[Records from a dataset]
==========
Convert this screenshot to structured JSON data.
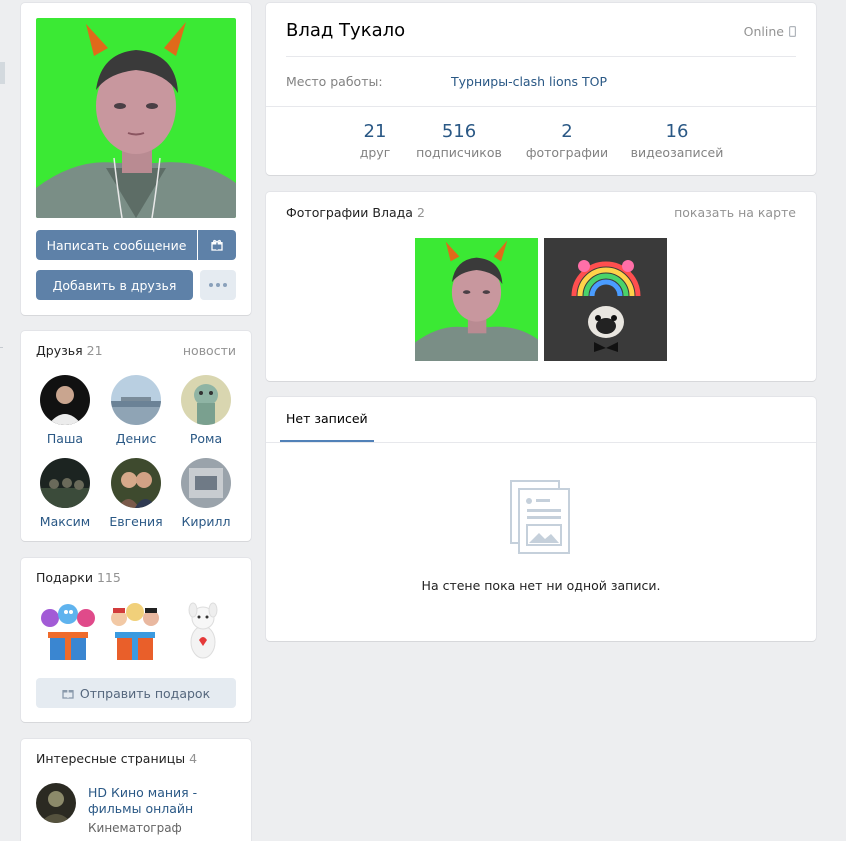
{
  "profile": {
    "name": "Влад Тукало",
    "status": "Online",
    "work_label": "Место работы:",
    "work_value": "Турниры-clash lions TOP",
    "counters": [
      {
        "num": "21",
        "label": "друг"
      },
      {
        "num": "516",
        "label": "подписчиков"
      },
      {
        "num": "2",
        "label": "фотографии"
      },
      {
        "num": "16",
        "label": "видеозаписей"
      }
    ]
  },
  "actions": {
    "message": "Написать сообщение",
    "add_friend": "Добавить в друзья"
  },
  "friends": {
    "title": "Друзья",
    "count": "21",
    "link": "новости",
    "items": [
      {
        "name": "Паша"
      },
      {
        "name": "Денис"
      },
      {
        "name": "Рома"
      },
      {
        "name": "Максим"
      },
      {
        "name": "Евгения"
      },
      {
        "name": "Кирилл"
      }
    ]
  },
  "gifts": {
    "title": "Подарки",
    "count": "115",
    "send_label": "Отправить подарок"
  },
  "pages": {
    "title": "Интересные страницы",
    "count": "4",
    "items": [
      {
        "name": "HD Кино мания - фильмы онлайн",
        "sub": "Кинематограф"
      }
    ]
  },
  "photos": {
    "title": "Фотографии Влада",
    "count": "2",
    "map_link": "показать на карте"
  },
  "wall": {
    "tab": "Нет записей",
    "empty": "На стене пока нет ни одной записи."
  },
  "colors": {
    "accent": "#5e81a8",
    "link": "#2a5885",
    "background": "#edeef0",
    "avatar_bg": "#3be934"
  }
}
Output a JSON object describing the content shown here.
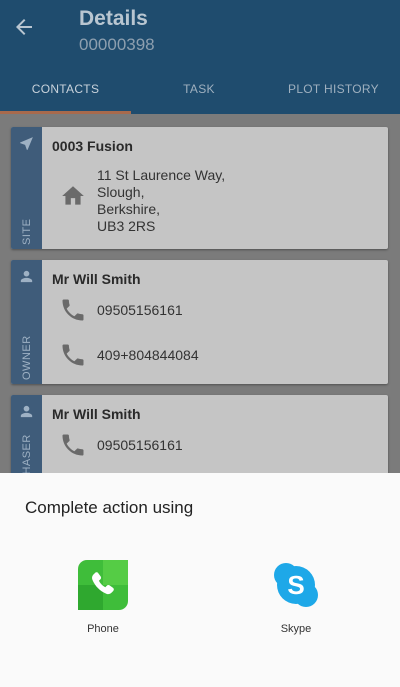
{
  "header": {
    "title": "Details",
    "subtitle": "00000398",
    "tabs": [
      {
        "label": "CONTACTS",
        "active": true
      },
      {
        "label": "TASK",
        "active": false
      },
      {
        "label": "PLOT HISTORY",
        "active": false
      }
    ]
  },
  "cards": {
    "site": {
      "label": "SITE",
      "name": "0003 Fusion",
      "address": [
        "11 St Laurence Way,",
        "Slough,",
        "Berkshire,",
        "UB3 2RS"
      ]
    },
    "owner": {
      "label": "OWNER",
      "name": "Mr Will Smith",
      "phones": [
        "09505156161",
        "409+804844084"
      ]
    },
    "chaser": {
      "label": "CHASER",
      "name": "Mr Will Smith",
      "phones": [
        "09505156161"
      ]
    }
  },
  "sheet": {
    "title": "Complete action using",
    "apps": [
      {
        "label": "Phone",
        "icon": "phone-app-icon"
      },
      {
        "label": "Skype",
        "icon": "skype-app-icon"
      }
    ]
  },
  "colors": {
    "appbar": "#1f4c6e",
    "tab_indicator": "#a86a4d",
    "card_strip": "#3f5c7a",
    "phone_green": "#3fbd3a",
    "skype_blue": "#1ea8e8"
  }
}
==========
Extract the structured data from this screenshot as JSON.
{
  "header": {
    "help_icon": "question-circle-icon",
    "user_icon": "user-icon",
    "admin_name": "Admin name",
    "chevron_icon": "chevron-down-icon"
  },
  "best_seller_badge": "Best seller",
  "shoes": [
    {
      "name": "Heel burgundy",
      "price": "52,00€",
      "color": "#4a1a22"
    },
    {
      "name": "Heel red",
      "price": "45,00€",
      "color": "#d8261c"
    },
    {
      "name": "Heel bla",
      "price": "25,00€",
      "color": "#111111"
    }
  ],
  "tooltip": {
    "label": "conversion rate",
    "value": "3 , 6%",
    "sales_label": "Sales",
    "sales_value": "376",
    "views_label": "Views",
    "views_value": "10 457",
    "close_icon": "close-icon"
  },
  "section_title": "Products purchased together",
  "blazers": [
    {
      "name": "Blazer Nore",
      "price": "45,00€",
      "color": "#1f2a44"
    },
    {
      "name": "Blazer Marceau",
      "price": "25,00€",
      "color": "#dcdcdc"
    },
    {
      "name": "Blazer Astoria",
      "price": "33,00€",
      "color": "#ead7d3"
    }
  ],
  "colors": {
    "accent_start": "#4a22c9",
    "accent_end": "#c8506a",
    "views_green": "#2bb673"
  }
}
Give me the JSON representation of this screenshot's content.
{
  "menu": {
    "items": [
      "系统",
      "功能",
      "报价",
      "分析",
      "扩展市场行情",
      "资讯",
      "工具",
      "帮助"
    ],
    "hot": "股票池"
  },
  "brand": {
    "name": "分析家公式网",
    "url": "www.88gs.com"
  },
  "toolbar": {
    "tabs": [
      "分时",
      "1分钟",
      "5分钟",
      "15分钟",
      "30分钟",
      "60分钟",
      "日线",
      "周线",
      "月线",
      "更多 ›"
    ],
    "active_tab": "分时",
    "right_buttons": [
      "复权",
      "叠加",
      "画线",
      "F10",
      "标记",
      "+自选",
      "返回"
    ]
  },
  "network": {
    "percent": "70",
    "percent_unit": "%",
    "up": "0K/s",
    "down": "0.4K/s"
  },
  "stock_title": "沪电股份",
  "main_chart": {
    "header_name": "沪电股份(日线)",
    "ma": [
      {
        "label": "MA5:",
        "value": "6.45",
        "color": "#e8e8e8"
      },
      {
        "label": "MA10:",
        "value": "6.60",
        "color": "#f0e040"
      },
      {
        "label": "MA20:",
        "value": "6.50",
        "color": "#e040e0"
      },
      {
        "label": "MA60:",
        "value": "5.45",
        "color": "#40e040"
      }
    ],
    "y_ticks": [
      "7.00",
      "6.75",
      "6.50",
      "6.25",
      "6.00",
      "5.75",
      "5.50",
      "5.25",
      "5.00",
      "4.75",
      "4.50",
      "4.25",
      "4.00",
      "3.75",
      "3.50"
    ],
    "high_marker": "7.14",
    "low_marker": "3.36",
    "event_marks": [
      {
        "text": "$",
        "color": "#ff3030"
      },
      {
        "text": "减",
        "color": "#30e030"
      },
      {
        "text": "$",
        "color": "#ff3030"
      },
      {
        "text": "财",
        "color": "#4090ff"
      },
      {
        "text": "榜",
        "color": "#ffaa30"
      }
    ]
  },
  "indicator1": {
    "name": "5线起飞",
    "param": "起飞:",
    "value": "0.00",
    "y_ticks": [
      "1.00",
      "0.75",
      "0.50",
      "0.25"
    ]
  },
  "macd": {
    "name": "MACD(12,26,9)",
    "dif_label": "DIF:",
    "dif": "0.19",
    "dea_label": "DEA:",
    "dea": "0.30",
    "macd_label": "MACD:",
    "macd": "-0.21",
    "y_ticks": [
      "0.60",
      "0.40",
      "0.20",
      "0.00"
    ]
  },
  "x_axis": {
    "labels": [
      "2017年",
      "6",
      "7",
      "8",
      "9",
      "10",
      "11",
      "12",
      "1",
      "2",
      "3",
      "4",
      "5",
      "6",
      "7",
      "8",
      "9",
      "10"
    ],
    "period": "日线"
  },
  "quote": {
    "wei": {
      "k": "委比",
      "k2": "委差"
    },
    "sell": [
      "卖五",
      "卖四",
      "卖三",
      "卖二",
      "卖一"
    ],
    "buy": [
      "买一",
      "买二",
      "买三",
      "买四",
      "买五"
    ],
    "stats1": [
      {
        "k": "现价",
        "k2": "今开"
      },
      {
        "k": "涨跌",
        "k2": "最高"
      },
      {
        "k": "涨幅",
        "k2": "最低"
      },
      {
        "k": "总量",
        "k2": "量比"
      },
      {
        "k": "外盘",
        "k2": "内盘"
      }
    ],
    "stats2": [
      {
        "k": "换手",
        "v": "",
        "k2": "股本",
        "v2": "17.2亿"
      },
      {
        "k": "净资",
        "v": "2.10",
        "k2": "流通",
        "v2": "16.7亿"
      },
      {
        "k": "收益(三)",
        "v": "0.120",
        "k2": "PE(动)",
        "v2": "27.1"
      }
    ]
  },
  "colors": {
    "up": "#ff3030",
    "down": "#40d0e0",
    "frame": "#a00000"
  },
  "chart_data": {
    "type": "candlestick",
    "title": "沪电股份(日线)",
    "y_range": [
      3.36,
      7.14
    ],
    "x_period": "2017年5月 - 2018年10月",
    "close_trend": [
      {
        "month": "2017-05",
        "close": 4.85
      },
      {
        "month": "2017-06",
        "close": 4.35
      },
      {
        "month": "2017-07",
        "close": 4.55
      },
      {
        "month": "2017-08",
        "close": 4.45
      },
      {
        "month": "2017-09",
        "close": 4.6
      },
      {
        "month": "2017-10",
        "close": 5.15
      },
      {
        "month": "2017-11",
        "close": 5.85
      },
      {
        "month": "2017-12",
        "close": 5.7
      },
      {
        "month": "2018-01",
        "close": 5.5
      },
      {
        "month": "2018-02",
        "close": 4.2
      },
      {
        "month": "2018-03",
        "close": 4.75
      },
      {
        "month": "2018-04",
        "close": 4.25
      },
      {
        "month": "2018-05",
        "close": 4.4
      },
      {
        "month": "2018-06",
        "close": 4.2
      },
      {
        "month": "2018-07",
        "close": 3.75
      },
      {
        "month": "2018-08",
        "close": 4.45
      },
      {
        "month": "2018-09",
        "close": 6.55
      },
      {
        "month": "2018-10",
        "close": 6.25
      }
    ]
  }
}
==========
**WHAT THIS TASK INVOLVES**
Gather each line of the records holding the string "structured".

**FULL SOLUTION**
Convert this screenshot to structured JSON data.
Extract the structured data from this screenshot as JSON.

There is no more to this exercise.